§ SOURCE MATERIAL
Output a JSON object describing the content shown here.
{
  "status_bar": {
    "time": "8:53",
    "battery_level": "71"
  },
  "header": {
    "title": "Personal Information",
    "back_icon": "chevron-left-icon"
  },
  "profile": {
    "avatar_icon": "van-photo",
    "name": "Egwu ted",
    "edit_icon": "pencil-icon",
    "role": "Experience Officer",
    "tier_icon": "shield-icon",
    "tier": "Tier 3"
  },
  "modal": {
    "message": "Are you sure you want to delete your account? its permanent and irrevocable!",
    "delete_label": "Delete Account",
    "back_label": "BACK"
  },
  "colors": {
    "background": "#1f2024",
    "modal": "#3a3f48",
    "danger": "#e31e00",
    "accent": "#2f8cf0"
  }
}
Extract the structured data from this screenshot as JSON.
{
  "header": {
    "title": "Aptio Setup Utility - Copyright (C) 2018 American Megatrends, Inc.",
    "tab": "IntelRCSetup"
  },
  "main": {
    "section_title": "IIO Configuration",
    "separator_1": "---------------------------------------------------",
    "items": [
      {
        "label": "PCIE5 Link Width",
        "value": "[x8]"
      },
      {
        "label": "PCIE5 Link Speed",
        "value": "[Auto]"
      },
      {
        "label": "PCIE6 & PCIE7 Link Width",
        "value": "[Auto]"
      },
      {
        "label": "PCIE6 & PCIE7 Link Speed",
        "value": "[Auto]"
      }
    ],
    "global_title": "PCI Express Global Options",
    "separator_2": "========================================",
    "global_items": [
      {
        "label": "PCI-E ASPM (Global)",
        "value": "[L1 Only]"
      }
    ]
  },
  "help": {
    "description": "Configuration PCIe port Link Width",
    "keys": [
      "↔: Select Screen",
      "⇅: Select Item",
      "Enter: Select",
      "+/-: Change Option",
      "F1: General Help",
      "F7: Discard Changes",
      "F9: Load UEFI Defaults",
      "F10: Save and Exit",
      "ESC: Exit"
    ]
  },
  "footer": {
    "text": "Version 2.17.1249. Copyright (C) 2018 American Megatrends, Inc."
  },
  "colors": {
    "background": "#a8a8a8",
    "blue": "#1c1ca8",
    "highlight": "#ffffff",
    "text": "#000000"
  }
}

§ THE PROBLEM
Your task is to print all of the records exactly.

§ WRITTEN RESPONSE
Output a JSON object describing the content shown here.
{
  "status_bar": {
    "time": "8:53",
    "battery_level": "71"
  },
  "header": {
    "title": "Personal Information",
    "back_icon": "chevron-left-icon"
  },
  "profile": {
    "avatar_icon": "van-photo",
    "name": "Egwu ted",
    "edit_icon": "pencil-icon",
    "role": "Experience Officer",
    "tier_icon": "shield-icon",
    "tier": "Tier 3"
  },
  "modal": {
    "message": "Are you sure you want to delete your account? its permanent and irrevocable!",
    "delete_label": "Delete Account",
    "back_label": "BACK"
  },
  "colors": {
    "background": "#1f2024",
    "modal": "#3a3f48",
    "danger": "#e31e00",
    "accent": "#2f8cf0"
  }
}
Extract the structured data from this screenshot as JSON.
{
  "header": {
    "title": "Aptio Setup Utility - Copyright (C) 2018 American Megatrends, Inc.",
    "tab": "IntelRCSetup"
  },
  "main": {
    "section_title": "IIO Configuration",
    "separator_1": "---------------------------------------------------",
    "items": [
      {
        "label": "PCIE5 Link Width",
        "value": "[x8]"
      },
      {
        "label": "PCIE5 Link Speed",
        "value": "[Auto]"
      },
      {
        "label": "PCIE6 & PCIE7 Link Width",
        "value": "[Auto]"
      },
      {
        "label": "PCIE6 & PCIE7 Link Speed",
        "value": "[Auto]"
      }
    ],
    "global_title": "PCI Express Global Options",
    "separator_2": "========================================",
    "global_items": [
      {
        "label": "PCI-E ASPM (Global)",
        "value": "[L1 Only]"
      }
    ]
  },
  "help": {
    "description": "Configuration PCIe port Link Width",
    "keys": [
      "↔: Select Screen",
      "⇅: Select Item",
      "Enter: Select",
      "+/-: Change Option",
      "F1: General Help",
      "F7: Discard Changes",
      "F9: Load UEFI Defaults",
      "F10: Save and Exit",
      "ESC: Exit"
    ]
  },
  "footer": {
    "text": "Version 2.17.1249. Copyright (C) 2018 American Megatrends, Inc."
  },
  "colors": {
    "background": "#a8a8a8",
    "blue": "#1c1ca8",
    "highlight": "#ffffff",
    "text": "#000000"
  }
}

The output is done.